GIVEN INSTRUCTION | Pull every line holding the string "строительства" from the records below.

Saved data entries:
------------------------------
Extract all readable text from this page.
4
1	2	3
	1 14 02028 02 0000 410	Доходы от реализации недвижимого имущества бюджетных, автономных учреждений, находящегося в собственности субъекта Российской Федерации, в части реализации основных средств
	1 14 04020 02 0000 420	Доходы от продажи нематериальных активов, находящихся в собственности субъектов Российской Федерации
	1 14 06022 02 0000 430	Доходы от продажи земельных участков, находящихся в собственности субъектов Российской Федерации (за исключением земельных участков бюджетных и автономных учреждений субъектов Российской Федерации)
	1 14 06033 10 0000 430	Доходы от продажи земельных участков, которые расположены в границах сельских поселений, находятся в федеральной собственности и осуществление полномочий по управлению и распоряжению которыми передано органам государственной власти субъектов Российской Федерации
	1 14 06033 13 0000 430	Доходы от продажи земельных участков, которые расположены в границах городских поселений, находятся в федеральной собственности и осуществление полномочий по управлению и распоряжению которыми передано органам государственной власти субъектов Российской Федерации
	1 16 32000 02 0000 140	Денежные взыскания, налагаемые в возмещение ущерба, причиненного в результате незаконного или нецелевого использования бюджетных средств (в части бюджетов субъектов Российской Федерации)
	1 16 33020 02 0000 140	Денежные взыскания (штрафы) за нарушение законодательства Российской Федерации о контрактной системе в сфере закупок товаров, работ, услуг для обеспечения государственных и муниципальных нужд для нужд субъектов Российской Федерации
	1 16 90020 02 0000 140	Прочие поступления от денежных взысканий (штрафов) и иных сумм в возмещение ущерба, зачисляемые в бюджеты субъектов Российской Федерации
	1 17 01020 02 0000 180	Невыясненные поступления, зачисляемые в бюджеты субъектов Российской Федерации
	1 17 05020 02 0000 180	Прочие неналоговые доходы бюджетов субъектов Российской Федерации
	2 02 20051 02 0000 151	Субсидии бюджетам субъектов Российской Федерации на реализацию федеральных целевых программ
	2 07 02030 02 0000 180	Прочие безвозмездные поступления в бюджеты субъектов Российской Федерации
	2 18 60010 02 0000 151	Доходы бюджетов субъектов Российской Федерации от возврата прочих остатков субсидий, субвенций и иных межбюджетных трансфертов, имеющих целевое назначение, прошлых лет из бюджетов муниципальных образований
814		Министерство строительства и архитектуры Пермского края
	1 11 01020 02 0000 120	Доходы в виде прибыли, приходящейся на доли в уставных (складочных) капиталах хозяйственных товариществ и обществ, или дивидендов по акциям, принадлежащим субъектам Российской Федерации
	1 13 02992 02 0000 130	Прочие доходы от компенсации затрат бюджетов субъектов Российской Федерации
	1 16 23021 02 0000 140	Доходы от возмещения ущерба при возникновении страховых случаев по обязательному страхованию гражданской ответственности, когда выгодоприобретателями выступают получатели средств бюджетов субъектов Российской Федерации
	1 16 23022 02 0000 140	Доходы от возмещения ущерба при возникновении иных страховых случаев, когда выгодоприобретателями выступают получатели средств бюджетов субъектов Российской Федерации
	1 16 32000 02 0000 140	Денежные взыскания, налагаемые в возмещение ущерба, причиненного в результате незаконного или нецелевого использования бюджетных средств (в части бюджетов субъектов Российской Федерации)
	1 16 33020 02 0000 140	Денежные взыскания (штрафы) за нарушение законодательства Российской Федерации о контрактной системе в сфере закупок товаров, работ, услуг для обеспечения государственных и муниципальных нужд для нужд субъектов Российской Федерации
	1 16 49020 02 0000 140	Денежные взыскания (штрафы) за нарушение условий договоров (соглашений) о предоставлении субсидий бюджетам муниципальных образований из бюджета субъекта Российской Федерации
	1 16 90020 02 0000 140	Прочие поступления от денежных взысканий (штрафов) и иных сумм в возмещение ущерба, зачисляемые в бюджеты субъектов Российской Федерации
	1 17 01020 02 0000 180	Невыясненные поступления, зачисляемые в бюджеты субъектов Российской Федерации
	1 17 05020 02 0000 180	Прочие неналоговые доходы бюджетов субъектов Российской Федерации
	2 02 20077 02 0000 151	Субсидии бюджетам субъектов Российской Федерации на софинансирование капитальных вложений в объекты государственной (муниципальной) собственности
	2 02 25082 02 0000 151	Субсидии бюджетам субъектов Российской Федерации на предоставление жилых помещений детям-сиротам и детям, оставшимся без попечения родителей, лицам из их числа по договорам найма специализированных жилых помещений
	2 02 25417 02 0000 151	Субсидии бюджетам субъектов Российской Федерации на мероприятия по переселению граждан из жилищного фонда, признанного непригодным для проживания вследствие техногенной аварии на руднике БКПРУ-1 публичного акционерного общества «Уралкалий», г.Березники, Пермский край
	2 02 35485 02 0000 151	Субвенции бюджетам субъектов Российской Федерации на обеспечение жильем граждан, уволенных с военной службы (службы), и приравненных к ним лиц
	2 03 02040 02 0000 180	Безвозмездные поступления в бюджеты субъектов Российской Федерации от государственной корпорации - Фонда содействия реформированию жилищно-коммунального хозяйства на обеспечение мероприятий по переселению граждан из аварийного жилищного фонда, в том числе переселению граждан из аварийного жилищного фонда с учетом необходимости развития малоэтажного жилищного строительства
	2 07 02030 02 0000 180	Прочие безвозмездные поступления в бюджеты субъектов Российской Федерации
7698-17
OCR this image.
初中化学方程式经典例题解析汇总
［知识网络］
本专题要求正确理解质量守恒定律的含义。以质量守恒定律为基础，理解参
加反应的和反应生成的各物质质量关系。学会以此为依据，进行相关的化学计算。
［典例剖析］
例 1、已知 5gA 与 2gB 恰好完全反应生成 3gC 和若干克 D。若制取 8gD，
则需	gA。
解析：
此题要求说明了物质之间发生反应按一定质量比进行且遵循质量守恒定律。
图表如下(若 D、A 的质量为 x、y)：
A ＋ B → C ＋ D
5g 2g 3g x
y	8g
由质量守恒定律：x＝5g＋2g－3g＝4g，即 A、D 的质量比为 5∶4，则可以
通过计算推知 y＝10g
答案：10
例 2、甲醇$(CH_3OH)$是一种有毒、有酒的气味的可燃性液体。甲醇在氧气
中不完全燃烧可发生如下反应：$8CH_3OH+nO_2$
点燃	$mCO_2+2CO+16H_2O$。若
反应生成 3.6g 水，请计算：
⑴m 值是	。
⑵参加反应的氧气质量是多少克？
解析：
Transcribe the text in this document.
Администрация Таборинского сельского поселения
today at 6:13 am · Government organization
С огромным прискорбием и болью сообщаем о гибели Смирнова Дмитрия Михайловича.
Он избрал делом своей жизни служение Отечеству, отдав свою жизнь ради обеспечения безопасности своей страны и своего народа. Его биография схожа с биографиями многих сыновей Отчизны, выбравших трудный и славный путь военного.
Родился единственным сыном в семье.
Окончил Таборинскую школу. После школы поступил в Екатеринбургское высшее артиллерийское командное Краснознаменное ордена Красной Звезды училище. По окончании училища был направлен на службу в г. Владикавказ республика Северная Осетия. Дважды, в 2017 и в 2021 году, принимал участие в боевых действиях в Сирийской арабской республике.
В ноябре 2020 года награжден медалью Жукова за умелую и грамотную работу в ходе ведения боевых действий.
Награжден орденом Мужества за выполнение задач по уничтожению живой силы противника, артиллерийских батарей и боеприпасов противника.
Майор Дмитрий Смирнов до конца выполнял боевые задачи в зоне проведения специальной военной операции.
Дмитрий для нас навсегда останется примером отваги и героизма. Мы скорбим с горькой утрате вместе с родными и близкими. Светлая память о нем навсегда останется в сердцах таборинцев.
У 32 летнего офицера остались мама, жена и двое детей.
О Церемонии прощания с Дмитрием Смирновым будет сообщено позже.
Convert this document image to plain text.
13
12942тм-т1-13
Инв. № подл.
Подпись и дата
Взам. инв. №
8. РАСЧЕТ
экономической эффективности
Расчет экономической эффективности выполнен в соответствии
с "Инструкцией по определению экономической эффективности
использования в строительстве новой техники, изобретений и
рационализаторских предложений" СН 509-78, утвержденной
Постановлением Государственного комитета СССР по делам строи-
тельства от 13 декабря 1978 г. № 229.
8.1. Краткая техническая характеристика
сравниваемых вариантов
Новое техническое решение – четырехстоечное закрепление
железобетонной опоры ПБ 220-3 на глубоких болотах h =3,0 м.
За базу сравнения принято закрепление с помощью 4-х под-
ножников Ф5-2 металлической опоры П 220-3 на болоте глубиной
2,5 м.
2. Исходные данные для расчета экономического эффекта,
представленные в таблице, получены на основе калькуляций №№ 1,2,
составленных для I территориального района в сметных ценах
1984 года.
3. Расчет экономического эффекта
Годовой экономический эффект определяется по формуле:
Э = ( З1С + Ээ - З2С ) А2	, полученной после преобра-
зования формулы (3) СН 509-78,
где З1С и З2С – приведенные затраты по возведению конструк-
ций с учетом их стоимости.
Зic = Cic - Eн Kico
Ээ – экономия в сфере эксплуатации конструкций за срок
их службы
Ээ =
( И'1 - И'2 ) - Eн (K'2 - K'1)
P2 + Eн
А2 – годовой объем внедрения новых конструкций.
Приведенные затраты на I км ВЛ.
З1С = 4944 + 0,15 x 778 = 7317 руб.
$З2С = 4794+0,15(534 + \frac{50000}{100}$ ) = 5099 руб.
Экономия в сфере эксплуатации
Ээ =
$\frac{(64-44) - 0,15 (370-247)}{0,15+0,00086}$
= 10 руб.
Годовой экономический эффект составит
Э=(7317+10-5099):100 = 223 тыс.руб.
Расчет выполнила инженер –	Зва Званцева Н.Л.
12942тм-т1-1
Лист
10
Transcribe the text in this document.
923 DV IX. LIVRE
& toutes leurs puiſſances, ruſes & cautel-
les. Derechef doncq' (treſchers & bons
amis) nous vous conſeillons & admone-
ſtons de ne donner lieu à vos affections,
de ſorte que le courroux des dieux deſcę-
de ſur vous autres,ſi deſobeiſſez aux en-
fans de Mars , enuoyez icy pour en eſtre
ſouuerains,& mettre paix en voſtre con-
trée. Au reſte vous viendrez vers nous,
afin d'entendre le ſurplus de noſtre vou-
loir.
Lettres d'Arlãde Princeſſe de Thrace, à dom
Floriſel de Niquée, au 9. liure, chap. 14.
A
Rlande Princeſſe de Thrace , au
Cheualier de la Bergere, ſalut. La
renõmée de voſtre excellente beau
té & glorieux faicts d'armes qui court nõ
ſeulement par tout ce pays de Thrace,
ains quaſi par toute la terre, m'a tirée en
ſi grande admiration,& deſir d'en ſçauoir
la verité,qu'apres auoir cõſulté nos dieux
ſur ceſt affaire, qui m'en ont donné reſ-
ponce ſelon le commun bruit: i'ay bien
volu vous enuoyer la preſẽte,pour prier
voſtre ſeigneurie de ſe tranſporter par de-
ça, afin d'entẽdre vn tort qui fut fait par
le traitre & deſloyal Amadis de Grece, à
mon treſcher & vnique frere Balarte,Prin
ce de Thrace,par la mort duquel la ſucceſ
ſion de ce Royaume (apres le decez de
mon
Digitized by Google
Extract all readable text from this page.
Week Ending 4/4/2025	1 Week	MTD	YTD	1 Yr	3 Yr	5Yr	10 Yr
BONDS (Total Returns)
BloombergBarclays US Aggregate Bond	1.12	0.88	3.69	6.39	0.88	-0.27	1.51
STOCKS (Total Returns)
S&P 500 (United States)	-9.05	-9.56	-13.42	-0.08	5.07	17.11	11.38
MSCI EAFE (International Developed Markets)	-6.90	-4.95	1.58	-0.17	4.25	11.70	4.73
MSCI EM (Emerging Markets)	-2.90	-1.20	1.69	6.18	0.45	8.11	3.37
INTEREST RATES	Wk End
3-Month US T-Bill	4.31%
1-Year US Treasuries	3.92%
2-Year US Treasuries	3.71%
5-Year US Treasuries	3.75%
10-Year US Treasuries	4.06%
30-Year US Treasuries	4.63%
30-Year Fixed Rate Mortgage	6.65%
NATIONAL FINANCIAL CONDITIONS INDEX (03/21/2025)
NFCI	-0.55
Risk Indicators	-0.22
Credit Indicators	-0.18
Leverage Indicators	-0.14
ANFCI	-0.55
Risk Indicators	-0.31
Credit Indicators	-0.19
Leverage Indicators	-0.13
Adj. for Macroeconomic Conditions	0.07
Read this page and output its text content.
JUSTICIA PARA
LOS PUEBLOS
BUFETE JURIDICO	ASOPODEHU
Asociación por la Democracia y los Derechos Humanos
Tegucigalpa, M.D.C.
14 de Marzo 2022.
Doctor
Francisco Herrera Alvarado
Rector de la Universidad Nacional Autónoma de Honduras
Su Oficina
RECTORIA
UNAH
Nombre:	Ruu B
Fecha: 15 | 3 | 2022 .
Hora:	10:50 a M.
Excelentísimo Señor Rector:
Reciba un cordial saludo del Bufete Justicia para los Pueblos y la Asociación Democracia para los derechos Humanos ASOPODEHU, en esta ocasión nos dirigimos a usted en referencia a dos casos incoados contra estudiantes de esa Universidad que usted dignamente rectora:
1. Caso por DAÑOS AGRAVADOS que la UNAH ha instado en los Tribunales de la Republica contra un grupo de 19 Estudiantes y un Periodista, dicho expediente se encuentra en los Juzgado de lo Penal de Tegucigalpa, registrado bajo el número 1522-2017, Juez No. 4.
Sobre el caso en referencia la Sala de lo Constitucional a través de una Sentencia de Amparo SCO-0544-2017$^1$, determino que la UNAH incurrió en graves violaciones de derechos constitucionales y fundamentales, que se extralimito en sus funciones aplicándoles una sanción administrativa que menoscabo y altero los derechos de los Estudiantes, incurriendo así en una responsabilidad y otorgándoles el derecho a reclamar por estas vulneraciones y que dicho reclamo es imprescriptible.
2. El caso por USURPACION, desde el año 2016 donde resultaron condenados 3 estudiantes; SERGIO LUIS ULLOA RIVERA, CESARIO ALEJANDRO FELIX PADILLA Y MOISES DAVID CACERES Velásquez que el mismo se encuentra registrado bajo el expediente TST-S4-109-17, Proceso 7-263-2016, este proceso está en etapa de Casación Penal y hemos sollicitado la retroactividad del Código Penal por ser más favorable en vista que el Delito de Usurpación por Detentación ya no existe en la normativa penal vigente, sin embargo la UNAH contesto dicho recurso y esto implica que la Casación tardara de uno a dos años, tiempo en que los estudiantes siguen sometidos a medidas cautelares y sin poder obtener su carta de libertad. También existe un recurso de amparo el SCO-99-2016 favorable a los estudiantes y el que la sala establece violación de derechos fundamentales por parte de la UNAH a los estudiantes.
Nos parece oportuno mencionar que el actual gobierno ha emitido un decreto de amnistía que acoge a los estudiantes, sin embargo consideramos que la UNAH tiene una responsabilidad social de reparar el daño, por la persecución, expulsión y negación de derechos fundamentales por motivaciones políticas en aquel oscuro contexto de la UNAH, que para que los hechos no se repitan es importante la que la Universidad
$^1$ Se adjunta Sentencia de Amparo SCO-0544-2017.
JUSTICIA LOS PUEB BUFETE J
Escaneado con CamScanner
------------------------------
TASK OUTPUT |
814		Министерство строительства и архитектуры Пермского края
	2 03 02040 02 0000 180	Безвозмездные поступления в бюджеты субъектов Российской Федерации от государственной корпорации - Фонда содействия реформированию жилищно-коммунального хозяйства на обеспечение мероприятий по переселению граждан из аварийного жилищного фонда, в том числе переселению граждан из аварийного жилищного фонда с учетом необходимости развития малоэтажного жилищного строительства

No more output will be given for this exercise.